(Collection entries)
# # # #

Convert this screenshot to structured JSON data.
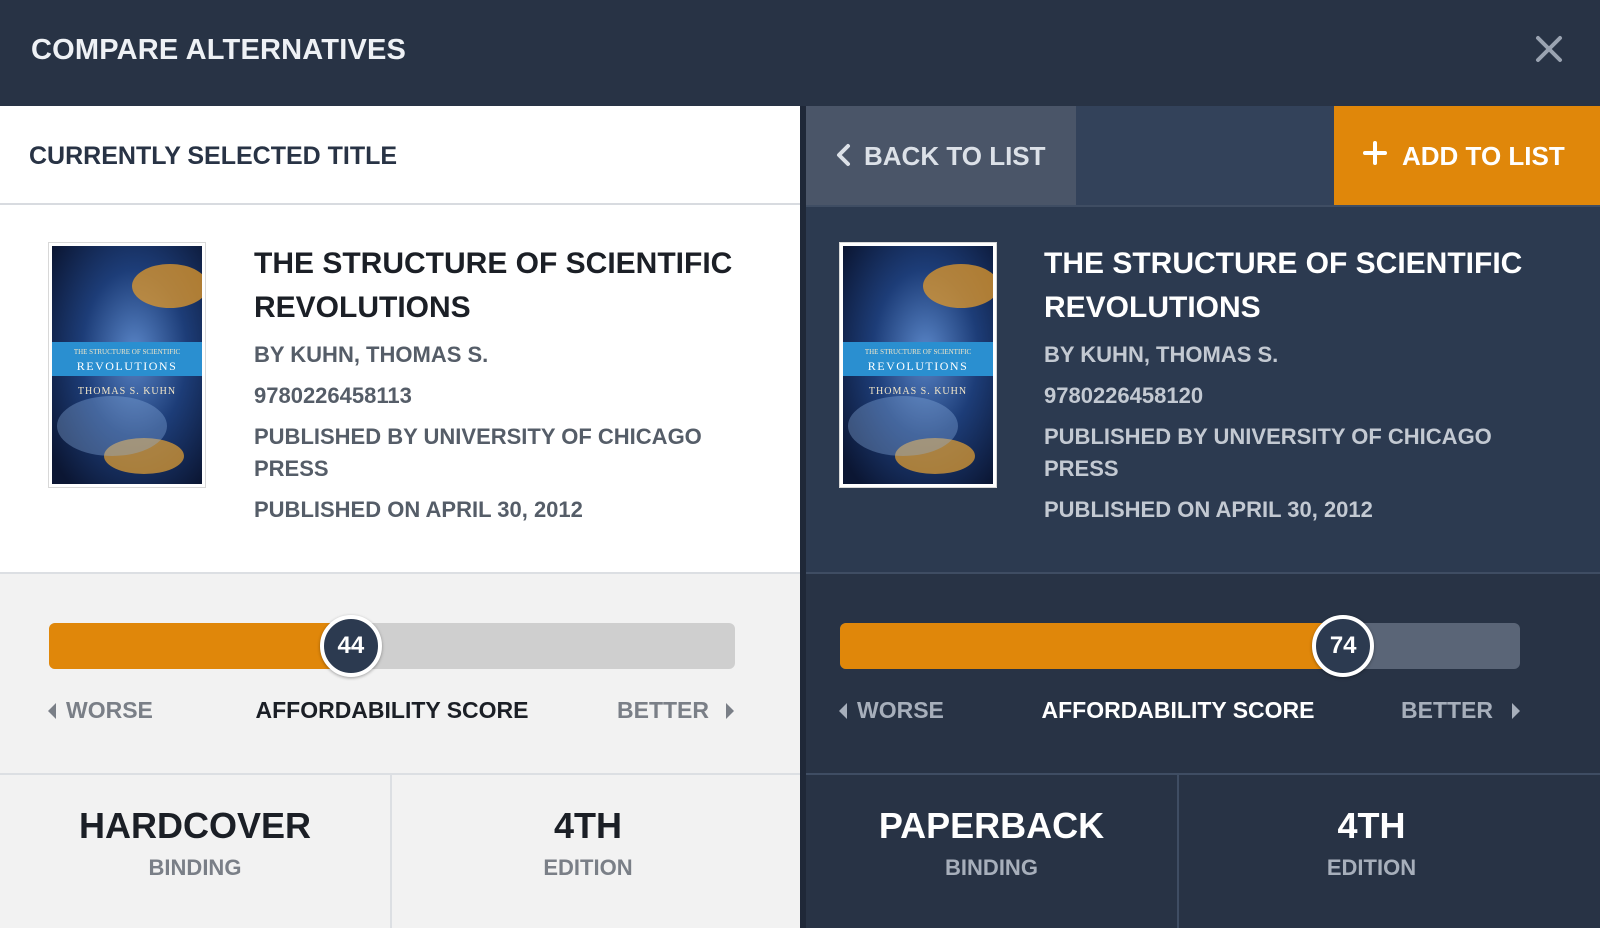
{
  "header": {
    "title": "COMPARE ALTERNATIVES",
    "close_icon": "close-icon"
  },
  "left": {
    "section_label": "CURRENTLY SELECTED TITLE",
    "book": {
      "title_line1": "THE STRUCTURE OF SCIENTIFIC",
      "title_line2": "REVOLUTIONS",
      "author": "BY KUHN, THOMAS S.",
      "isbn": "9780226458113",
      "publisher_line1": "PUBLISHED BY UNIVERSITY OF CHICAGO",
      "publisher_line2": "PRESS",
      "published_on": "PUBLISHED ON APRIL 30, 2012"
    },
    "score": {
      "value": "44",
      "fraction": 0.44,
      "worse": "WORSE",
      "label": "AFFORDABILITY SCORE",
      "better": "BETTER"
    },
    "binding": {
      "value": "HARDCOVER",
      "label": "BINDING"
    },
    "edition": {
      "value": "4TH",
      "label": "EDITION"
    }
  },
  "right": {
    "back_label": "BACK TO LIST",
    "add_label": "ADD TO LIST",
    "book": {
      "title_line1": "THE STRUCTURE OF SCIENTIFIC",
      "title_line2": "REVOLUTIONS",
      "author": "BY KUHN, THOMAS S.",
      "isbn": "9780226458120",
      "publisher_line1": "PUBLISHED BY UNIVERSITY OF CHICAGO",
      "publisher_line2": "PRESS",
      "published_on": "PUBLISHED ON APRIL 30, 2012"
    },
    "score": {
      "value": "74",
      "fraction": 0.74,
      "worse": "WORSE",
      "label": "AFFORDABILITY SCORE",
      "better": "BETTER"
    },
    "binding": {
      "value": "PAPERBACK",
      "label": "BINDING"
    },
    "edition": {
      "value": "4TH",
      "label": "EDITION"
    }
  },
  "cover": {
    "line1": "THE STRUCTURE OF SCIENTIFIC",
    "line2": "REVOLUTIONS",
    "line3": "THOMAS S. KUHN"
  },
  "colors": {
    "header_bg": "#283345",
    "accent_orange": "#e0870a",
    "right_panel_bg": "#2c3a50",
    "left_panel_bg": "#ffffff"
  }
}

# # # #

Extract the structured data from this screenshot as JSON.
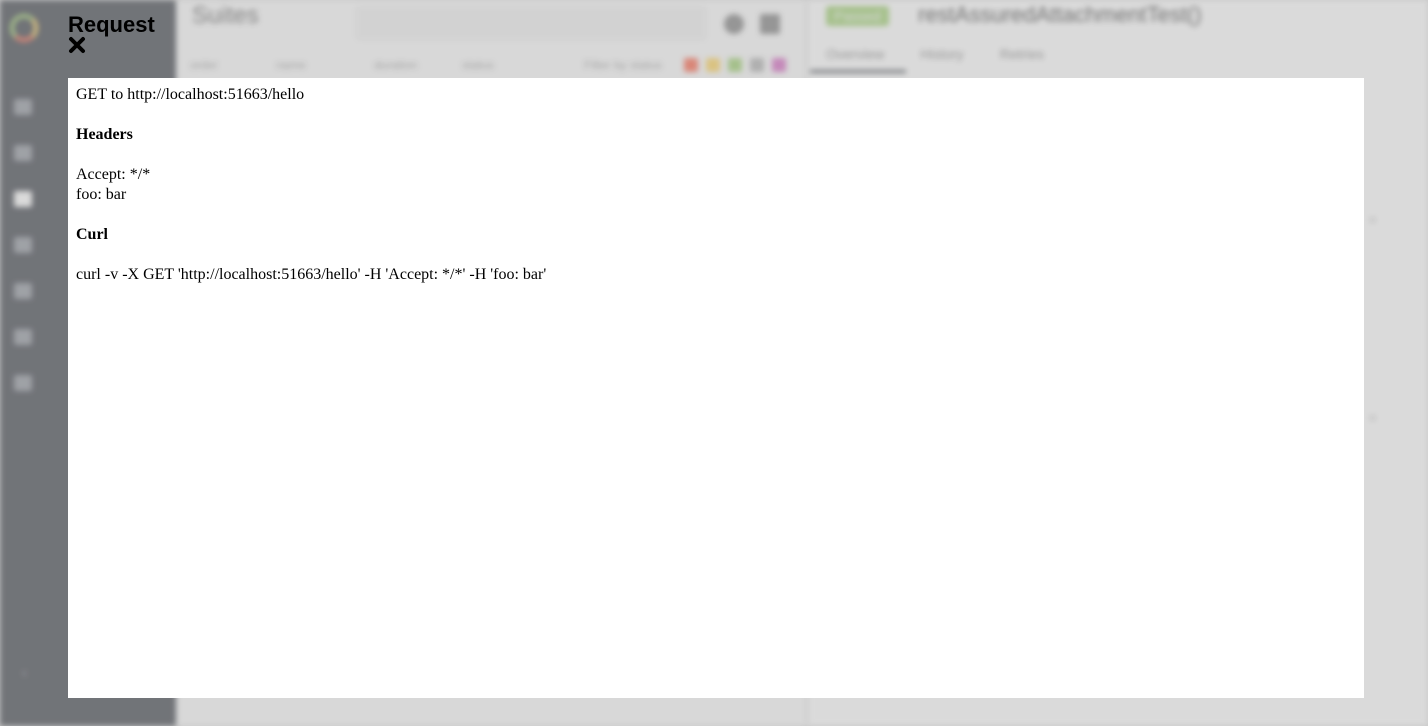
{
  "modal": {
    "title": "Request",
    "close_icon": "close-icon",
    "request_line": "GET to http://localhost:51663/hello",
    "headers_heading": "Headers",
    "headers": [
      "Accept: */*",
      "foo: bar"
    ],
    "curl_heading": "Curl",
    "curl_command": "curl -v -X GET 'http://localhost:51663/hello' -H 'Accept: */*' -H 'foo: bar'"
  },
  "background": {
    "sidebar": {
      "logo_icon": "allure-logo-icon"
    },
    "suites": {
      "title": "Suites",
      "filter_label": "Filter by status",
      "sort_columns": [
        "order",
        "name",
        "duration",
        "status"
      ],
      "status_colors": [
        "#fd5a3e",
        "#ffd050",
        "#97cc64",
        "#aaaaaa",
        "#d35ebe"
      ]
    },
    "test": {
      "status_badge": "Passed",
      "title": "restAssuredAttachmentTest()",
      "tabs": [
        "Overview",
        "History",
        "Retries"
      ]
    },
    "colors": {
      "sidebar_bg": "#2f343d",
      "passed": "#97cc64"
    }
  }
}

# # # #

== Your objective ==
In the entries above, find each line with the word "data" and show it.

== Final result ==
Convert this screenshot to structured JSON data.
Extract the structured data from this screenshot as JSON.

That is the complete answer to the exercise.